◆ Short task: Copy out each line of the material below with no changes.

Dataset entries
• • •

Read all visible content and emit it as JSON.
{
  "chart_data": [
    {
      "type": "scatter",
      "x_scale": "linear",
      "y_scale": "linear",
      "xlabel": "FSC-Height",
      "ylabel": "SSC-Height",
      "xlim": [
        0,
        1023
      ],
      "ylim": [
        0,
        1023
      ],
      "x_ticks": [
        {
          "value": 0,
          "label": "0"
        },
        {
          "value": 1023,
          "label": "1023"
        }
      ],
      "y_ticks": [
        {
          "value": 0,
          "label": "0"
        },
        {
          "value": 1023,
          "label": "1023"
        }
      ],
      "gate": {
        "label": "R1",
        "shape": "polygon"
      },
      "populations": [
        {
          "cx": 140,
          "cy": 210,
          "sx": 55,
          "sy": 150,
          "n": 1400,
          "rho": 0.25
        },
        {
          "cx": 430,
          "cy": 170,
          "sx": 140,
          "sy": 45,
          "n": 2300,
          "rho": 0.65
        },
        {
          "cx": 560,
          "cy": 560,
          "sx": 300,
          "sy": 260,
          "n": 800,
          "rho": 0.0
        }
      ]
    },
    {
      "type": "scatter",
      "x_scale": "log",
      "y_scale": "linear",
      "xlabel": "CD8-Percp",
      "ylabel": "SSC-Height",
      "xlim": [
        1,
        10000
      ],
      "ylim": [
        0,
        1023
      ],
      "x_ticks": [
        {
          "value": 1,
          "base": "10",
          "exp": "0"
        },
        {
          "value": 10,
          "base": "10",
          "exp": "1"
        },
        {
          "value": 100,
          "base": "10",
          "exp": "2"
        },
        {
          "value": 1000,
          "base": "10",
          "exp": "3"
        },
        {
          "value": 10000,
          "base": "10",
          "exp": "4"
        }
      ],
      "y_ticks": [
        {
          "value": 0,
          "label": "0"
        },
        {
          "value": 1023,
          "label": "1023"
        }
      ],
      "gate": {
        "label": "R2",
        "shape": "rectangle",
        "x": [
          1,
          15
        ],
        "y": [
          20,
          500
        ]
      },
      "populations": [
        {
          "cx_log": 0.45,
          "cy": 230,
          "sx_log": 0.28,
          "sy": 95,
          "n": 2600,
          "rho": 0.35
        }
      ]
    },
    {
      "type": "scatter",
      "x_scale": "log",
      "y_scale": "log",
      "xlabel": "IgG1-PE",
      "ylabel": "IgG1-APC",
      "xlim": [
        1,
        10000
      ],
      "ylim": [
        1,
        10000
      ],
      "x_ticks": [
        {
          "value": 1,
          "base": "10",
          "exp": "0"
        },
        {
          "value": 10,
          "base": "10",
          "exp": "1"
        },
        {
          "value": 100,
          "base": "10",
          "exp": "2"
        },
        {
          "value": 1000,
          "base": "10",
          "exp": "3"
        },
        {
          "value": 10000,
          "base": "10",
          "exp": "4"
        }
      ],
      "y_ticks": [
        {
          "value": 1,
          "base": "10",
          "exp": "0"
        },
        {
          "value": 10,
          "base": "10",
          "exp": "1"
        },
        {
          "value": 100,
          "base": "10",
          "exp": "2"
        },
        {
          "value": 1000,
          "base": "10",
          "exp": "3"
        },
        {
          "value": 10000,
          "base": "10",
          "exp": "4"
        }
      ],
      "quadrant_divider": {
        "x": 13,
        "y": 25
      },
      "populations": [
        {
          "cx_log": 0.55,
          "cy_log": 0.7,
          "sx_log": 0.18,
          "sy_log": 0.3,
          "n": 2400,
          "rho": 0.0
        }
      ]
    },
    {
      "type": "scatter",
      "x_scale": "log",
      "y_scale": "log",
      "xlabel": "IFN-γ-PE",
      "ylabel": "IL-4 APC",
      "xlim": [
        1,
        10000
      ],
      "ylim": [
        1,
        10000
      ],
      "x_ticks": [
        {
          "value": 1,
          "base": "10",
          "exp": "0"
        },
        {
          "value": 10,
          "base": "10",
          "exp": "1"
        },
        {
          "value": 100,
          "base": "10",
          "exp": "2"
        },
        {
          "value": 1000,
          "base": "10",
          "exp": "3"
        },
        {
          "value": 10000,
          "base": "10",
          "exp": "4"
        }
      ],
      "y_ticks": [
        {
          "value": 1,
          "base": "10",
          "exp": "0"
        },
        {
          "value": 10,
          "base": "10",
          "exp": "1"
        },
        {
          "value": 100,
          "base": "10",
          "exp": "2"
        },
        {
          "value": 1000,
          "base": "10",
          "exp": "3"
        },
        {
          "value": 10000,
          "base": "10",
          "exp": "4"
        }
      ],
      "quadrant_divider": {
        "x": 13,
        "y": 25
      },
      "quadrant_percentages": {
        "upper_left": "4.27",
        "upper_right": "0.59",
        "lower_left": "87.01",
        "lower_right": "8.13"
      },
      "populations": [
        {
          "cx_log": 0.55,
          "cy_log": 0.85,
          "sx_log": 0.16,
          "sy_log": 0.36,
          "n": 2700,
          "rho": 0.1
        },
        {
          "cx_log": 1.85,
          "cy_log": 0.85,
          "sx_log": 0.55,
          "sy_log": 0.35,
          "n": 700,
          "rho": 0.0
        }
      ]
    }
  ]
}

• • •

◆ Response below:
Read all visible content and emit it as JSON.
{
  "chart_data": [
    {
      "type": "scatter",
      "x_scale": "linear",
      "y_scale": "linear",
      "xlabel": "FSC-Height",
      "ylabel": "SSC-Height",
      "xlim": [
        0,
        1023
      ],
      "ylim": [
        0,
        1023
      ],
      "x_ticks": [
        {
          "value": 0,
          "label": "0"
        },
        {
          "value": 1023,
          "label": "1023"
        }
      ],
      "y_ticks": [
        {
          "value": 0,
          "label": "0"
        },
        {
          "value": 1023,
          "label": "1023"
        }
      ],
      "gate": {
        "label": "R1",
        "shape": "polygon"
      },
      "populations": [
        {
          "cx": 140,
          "cy": 210,
          "sx": 55,
          "sy": 150,
          "n": 1400,
          "rho": 0.25
        },
        {
          "cx": 430,
          "cy": 170,
          "sx": 140,
          "sy": 45,
          "n": 2300,
          "rho": 0.65
        },
        {
          "cx": 560,
          "cy": 560,
          "sx": 300,
          "sy": 260,
          "n": 800,
          "rho": 0.0
        }
      ]
    },
    {
      "type": "scatter",
      "x_scale": "log",
      "y_scale": "linear",
      "xlabel": "CD8-Percp",
      "ylabel": "SSC-Height",
      "xlim": [
        1,
        10000
      ],
      "ylim": [
        0,
        1023
      ],
      "x_ticks": [
        {
          "value": 1,
          "base": "10",
          "exp": "0"
        },
        {
          "value": 10,
          "base": "10",
          "exp": "1"
        },
        {
          "value": 100,
          "base": "10",
          "exp": "2"
        },
        {
          "value": 1000,
          "base": "10",
          "exp": "3"
        },
        {
          "value": 10000,
          "base": "10",
          "exp": "4"
        }
      ],
      "y_ticks": [
        {
          "value": 0,
          "label": "0"
        },
        {
          "value": 1023,
          "label": "1023"
        }
      ],
      "gate": {
        "label": "R2",
        "shape": "rectangle",
        "x": [
          1,
          15
        ],
        "y": [
          20,
          500
        ]
      },
      "populations": [
        {
          "cx_log": 0.45,
          "cy": 230,
          "sx_log": 0.28,
          "sy": 95,
          "n": 2600,
          "rho": 0.35
        }
      ]
    },
    {
      "type": "scatter",
      "x_scale": "log",
      "y_scale": "log",
      "xlabel": "IgG1-PE",
      "ylabel": "IgG1-APC",
      "xlim": [
        1,
        10000
      ],
      "ylim": [
        1,
        10000
      ],
      "x_ticks": [
        {
          "value": 1,
          "base": "10",
          "exp": "0"
        },
        {
          "value": 10,
          "base": "10",
          "exp": "1"
        },
        {
          "value": 100,
          "base": "10",
          "exp": "2"
        },
        {
          "value": 1000,
          "base": "10",
          "exp": "3"
        },
        {
          "value": 10000,
          "base": "10",
          "exp": "4"
        }
      ],
      "y_ticks": [
        {
          "value": 1,
          "base": "10",
          "exp": "0"
        },
        {
          "value": 10,
          "base": "10",
          "exp": "1"
        },
        {
          "value": 100,
          "base": "10",
          "exp": "2"
        },
        {
          "value": 1000,
          "base": "10",
          "exp": "3"
        },
        {
          "value": 10000,
          "base": "10",
          "exp": "4"
        }
      ],
      "quadrant_divider": {
        "x": 13,
        "y": 25
      },
      "populations": [
        {
          "cx_log": 0.55,
          "cy_log": 0.7,
          "sx_log": 0.18,
          "sy_log": 0.3,
          "n": 2400,
          "rho": 0.0
        }
      ]
    },
    {
      "type": "scatter",
      "x_scale": "log",
      "y_scale": "log",
      "xlabel": "IFN-γ-PE",
      "ylabel": "IL-4 APC",
      "xlim": [
        1,
        10000
      ],
      "ylim": [
        1,
        10000
      ],
      "x_ticks": [
        {
          "value": 1,
          "base": "10",
          "exp": "0"
        },
        {
          "value": 10,
          "base": "10",
          "exp": "1"
        },
        {
          "value": 100,
          "base": "10",
          "exp": "2"
        },
        {
          "value": 1000,
          "base": "10",
          "exp": "3"
        },
        {
          "value": 10000,
          "base": "10",
          "exp": "4"
        }
      ],
      "y_ticks": [
        {
          "value": 1,
          "base": "10",
          "exp": "0"
        },
        {
          "value": 10,
          "base": "10",
          "exp": "1"
        },
        {
          "value": 100,
          "base": "10",
          "exp": "2"
        },
        {
          "value": 1000,
          "base": "10",
          "exp": "3"
        },
        {
          "value": 10000,
          "base": "10",
          "exp": "4"
        }
      ],
      "quadrant_divider": {
        "x": 13,
        "y": 25
      },
      "quadrant_percentages": {
        "upper_left": "4.27",
        "upper_right": "0.59",
        "lower_left": "87.01",
        "lower_right": "8.13"
      },
      "populations": [
        {
          "cx_log": 0.55,
          "cy_log": 0.85,
          "sx_log": 0.16,
          "sy_log": 0.36,
          "n": 2700,
          "rho": 0.1
        },
        {
          "cx_log": 1.85,
          "cy_log": 0.85,
          "sx_log": 0.55,
          "sy_log": 0.35,
          "n": 700,
          "rho": 0.0
        }
      ]
    }
  ]
}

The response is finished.